**DO THIS:** Copy all lines below containing "title".

**SOURCE MATERIAL:**
──────

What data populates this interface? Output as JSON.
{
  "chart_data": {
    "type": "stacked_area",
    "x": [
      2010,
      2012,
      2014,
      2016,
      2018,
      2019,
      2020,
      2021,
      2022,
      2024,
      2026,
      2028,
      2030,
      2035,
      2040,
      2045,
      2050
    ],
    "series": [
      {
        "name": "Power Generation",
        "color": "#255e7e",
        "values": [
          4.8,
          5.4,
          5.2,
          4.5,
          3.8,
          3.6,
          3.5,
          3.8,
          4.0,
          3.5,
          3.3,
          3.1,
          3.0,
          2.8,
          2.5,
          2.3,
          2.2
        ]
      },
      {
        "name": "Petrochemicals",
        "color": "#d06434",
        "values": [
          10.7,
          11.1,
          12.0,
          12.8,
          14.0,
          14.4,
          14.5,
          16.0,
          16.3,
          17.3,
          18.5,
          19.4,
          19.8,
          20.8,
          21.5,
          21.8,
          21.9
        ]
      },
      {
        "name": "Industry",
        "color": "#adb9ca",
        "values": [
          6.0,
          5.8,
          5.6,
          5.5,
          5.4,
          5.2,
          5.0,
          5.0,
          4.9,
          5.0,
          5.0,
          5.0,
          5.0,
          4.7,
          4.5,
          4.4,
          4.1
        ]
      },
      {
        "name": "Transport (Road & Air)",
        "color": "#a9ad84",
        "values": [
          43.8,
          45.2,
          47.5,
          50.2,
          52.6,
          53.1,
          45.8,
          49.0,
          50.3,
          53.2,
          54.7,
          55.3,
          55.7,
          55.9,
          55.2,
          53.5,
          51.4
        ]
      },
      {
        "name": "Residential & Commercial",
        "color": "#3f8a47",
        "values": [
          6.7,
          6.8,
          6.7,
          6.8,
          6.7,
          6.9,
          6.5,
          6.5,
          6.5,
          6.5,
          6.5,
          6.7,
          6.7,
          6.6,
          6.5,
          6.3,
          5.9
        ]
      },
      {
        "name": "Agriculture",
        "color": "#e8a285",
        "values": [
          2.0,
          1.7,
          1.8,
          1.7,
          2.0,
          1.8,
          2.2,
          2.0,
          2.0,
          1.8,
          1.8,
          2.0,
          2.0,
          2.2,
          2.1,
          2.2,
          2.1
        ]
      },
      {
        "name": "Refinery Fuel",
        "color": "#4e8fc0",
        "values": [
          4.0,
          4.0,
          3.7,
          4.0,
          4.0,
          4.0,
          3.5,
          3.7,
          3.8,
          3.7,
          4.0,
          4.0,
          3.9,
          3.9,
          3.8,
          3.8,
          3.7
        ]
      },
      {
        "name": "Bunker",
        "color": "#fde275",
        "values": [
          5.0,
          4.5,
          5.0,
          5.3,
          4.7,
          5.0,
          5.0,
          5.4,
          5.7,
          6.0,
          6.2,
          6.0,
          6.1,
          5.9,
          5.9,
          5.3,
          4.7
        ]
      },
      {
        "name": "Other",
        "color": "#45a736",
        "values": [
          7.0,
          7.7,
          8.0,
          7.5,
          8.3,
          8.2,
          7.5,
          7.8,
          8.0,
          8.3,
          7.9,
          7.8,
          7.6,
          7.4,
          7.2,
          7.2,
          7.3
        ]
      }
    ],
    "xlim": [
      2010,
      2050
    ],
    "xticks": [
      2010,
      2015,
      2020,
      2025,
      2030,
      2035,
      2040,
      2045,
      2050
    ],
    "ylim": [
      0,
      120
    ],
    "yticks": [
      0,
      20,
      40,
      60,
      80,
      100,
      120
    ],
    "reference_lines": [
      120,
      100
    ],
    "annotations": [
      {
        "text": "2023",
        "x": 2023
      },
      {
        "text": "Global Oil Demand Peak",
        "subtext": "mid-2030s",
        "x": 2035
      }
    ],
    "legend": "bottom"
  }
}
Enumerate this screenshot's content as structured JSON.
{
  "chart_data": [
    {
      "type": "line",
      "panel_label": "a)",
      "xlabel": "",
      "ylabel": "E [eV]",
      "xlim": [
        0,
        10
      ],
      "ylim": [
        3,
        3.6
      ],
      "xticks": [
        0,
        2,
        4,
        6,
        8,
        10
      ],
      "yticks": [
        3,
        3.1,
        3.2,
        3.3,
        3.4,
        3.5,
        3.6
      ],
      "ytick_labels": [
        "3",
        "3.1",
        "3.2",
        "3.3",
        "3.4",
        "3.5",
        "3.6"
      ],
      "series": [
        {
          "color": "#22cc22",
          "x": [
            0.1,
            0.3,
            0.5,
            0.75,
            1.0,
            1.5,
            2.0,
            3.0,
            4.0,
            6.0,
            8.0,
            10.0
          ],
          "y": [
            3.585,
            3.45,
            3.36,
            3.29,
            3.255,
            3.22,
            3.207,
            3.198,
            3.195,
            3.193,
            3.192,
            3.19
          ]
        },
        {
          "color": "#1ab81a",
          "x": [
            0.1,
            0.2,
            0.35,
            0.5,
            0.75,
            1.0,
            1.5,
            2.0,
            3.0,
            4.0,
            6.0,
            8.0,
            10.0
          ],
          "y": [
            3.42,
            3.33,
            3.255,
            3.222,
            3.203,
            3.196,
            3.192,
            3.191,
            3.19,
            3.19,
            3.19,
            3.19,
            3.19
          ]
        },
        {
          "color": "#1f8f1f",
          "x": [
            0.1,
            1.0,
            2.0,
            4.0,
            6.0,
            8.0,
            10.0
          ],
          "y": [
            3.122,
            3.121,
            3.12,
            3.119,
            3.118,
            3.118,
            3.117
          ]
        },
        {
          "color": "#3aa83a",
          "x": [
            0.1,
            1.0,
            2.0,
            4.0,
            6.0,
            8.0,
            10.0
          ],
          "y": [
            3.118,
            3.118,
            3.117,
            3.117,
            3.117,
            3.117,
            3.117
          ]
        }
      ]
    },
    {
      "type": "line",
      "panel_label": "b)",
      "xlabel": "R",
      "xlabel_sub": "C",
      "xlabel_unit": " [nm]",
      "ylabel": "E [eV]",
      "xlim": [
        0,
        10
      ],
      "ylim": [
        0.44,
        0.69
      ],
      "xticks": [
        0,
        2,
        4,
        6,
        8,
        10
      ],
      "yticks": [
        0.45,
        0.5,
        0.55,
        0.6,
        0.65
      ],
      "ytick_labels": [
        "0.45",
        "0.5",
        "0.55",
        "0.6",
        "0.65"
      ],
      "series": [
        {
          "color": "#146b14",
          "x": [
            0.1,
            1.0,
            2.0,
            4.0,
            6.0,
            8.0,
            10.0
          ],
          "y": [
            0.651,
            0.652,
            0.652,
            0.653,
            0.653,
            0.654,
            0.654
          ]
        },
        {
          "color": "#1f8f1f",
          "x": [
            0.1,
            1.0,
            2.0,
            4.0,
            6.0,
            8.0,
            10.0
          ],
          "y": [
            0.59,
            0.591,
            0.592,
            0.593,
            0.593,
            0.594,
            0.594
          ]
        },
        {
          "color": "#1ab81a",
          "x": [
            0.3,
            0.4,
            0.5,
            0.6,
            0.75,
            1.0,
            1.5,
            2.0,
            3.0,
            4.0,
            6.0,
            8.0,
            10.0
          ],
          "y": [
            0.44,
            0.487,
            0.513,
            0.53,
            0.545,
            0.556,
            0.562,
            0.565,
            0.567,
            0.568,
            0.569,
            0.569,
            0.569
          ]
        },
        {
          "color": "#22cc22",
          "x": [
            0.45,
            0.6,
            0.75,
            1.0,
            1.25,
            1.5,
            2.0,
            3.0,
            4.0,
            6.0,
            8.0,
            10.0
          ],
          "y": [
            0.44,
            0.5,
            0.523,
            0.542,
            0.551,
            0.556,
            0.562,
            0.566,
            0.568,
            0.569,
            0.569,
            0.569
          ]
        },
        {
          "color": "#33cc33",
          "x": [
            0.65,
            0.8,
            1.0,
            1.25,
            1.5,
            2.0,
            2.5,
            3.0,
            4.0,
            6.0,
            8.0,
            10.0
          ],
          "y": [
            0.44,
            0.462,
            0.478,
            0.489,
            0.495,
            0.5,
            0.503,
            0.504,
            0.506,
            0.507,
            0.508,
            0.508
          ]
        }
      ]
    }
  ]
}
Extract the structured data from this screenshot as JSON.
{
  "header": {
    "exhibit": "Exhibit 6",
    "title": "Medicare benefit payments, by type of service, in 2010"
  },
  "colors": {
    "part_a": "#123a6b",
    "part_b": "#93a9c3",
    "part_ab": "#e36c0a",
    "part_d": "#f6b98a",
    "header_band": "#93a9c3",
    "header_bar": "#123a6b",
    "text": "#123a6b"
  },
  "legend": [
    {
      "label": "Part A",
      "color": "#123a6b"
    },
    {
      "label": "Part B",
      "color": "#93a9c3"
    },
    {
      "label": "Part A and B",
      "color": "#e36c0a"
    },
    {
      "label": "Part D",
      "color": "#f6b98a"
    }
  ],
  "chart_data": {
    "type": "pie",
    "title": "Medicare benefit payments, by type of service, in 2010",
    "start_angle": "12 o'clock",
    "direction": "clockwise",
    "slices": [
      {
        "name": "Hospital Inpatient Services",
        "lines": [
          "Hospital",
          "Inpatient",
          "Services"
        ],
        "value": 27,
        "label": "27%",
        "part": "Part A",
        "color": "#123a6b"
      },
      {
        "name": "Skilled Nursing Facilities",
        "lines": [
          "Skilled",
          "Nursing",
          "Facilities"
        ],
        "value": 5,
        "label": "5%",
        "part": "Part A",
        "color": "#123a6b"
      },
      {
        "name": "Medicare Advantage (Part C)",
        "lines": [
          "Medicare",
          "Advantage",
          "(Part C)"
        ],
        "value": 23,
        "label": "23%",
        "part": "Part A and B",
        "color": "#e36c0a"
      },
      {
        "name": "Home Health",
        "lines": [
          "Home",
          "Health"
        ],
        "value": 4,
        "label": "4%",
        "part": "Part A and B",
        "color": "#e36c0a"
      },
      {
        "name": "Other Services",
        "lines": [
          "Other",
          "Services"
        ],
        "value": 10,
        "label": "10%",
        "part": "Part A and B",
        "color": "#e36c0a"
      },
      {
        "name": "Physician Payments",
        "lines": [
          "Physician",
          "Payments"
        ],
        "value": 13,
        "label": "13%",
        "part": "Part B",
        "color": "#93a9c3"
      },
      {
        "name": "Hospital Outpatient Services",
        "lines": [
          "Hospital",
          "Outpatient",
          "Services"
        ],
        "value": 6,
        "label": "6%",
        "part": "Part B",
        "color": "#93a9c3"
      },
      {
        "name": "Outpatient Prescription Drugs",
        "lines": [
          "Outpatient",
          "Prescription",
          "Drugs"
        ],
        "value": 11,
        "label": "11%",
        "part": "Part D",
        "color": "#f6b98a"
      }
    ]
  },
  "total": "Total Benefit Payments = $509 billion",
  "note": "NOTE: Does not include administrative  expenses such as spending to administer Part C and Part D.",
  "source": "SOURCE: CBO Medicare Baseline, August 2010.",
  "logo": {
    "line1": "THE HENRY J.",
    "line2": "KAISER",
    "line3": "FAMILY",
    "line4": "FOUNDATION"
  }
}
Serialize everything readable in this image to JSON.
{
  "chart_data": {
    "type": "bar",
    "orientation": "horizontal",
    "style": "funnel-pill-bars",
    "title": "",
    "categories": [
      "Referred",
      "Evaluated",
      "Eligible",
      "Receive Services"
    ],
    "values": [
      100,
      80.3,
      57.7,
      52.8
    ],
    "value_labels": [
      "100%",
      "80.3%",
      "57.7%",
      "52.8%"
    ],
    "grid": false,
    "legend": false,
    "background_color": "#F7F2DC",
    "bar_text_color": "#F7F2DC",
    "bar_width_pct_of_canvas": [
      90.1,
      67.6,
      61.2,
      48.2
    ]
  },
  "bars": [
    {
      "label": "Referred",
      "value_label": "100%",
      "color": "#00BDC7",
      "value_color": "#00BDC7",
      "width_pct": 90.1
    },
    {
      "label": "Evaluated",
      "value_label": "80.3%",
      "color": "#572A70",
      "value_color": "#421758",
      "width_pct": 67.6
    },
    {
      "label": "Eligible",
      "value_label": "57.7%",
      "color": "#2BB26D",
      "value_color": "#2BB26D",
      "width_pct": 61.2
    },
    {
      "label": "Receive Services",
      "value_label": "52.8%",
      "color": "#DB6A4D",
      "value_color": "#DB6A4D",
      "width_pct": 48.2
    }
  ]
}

──────

**EXERCISE RESPONSE:**
    "title": "Medicare benefit payments, by type of service, in 2010"
    "title": "Medicare benefit payments, by type of service, in 2010",
    "title": "",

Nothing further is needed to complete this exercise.